(SUPPLIED ENTRIES)
- - - - -
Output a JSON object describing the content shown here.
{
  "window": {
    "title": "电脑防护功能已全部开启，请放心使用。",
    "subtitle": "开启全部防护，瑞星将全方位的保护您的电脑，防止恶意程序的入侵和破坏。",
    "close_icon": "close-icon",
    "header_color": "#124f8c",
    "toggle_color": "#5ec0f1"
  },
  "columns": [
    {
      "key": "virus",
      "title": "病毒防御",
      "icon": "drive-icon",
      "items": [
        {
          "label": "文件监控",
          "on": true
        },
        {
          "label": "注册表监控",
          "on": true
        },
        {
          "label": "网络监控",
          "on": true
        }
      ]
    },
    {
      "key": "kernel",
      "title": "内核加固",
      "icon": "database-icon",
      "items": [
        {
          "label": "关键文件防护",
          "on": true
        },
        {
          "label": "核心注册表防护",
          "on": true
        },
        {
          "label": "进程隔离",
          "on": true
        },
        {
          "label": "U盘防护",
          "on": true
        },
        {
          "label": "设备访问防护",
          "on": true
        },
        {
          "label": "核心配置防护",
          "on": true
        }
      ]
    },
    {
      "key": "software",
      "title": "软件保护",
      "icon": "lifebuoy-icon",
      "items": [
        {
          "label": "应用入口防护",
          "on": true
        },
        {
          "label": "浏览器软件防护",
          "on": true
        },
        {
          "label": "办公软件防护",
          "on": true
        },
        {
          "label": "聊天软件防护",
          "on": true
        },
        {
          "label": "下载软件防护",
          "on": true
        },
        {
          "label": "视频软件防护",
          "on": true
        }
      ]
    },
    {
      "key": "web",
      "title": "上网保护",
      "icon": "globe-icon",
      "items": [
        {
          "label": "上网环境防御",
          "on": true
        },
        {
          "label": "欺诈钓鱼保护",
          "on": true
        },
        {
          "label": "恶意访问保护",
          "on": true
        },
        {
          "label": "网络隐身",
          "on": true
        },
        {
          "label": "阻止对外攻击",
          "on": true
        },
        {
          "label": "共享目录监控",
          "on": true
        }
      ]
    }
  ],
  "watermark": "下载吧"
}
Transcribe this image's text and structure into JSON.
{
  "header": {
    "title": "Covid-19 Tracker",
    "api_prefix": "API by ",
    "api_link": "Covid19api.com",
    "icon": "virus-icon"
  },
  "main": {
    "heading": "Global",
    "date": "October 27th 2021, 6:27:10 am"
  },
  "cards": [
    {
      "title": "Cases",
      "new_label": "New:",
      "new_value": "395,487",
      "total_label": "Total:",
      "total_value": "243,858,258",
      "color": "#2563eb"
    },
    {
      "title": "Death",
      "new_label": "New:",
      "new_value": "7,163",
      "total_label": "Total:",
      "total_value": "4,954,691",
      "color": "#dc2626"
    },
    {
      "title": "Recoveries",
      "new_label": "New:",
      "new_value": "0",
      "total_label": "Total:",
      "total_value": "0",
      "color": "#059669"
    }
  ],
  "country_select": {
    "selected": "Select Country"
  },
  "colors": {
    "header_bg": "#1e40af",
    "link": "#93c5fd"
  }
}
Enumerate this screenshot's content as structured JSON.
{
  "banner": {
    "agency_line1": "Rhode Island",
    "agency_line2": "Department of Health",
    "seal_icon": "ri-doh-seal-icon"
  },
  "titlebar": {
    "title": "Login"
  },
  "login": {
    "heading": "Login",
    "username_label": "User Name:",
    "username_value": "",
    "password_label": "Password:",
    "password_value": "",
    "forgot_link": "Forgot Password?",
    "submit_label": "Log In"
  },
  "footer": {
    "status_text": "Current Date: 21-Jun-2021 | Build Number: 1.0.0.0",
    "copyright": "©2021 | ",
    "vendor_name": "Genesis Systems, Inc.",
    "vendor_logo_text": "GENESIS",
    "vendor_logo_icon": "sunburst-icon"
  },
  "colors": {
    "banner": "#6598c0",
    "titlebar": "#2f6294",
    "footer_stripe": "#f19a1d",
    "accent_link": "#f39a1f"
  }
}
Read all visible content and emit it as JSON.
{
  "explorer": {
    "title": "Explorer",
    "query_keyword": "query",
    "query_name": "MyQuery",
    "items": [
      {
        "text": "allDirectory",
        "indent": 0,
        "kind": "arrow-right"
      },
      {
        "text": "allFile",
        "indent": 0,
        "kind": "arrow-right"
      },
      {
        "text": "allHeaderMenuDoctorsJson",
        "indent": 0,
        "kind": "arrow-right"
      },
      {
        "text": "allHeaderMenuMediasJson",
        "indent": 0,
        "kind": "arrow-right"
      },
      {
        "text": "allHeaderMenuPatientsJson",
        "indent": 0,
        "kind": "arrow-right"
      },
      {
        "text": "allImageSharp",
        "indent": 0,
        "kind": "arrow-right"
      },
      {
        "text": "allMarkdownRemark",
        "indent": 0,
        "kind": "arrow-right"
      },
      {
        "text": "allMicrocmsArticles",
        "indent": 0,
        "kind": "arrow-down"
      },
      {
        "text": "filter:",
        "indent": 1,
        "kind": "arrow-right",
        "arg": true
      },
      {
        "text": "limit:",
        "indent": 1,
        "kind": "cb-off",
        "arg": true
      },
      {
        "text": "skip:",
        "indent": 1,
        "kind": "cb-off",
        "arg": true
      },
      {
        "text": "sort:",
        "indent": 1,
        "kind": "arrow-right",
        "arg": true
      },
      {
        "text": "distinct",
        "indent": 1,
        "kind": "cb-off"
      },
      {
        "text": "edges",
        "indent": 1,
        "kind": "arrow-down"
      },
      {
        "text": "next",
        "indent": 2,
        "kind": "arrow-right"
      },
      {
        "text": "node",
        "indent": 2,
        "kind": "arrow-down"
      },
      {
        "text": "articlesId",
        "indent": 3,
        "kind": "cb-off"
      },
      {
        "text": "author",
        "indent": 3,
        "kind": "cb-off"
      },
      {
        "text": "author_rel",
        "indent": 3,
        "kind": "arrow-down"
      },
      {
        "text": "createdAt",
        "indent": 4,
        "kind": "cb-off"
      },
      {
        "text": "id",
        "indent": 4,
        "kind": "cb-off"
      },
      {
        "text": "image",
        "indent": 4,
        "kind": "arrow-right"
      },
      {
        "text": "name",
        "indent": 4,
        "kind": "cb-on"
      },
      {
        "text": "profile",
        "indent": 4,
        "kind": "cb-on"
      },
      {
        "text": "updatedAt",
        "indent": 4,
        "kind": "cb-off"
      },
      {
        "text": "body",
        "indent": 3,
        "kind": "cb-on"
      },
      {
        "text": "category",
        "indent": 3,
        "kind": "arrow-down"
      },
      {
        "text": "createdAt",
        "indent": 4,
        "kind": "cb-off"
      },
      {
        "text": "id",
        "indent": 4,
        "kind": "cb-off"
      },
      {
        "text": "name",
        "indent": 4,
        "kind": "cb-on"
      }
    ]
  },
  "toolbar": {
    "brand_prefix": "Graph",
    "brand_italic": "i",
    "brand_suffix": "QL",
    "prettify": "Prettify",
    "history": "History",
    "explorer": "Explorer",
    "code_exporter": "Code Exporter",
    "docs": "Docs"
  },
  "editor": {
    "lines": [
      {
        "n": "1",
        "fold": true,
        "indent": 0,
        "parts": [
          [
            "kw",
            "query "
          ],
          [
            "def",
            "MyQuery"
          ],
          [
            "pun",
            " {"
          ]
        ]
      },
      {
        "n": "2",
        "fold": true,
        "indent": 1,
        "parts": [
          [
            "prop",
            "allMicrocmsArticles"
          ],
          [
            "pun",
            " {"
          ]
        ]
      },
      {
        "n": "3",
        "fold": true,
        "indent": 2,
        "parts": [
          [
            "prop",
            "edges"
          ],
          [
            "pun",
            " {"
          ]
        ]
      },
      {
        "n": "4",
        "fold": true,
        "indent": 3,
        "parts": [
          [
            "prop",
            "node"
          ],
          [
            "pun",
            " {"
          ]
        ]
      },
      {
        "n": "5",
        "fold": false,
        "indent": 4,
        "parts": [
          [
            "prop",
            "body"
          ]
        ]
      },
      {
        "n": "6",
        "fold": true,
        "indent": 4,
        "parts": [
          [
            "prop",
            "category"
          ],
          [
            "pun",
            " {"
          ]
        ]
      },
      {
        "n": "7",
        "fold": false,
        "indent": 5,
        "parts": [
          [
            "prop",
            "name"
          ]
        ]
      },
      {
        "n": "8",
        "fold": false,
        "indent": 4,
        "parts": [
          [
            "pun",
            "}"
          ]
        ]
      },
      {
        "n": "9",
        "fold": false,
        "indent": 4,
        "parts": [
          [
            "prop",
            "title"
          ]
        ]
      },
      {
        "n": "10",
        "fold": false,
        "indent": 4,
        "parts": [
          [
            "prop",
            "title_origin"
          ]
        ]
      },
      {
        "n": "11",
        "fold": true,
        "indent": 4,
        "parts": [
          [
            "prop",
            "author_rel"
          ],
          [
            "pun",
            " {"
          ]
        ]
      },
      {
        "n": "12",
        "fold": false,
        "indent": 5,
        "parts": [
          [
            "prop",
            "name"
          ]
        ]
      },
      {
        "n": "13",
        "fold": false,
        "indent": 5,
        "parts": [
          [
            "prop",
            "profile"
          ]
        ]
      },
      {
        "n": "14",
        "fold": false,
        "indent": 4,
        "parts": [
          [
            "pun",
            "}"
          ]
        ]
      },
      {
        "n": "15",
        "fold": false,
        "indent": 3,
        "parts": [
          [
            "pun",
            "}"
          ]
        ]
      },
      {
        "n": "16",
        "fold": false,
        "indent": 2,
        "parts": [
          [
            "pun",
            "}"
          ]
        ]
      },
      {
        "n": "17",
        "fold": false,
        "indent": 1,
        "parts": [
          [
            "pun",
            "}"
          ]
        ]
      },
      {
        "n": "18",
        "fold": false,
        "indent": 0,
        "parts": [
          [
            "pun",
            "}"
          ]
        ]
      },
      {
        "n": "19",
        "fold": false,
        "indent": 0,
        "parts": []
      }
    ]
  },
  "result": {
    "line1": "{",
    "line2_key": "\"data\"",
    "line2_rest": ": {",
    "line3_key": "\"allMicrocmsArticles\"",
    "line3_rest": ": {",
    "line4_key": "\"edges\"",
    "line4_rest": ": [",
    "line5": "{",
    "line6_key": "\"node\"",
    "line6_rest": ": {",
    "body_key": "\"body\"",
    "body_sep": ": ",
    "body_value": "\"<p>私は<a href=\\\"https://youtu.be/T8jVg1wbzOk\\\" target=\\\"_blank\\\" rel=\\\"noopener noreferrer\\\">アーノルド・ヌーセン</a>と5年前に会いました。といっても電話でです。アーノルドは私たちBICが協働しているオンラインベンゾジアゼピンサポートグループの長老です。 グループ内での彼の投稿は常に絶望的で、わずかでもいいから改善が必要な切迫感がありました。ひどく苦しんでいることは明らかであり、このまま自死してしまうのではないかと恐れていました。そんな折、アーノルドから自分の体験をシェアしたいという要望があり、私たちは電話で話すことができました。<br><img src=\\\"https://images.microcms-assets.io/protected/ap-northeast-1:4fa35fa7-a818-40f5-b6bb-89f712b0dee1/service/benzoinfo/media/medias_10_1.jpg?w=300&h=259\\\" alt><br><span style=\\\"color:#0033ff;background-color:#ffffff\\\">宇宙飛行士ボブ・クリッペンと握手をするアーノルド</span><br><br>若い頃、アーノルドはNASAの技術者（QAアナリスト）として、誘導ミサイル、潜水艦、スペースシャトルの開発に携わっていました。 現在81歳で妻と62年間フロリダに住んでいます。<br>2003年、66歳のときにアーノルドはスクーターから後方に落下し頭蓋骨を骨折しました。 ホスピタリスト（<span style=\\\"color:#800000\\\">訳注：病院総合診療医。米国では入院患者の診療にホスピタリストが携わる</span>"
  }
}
- - - - -
(WHAT THE TASK ASKS) In the listing above, find each line with the word "content" and copy it out.

(OUTPUT FOR THIS EXERCISE)
Output a JSON object describing the content shown here.
Enumerate this screenshot's content as structured JSON.
Read all visible content and emit it as JSON.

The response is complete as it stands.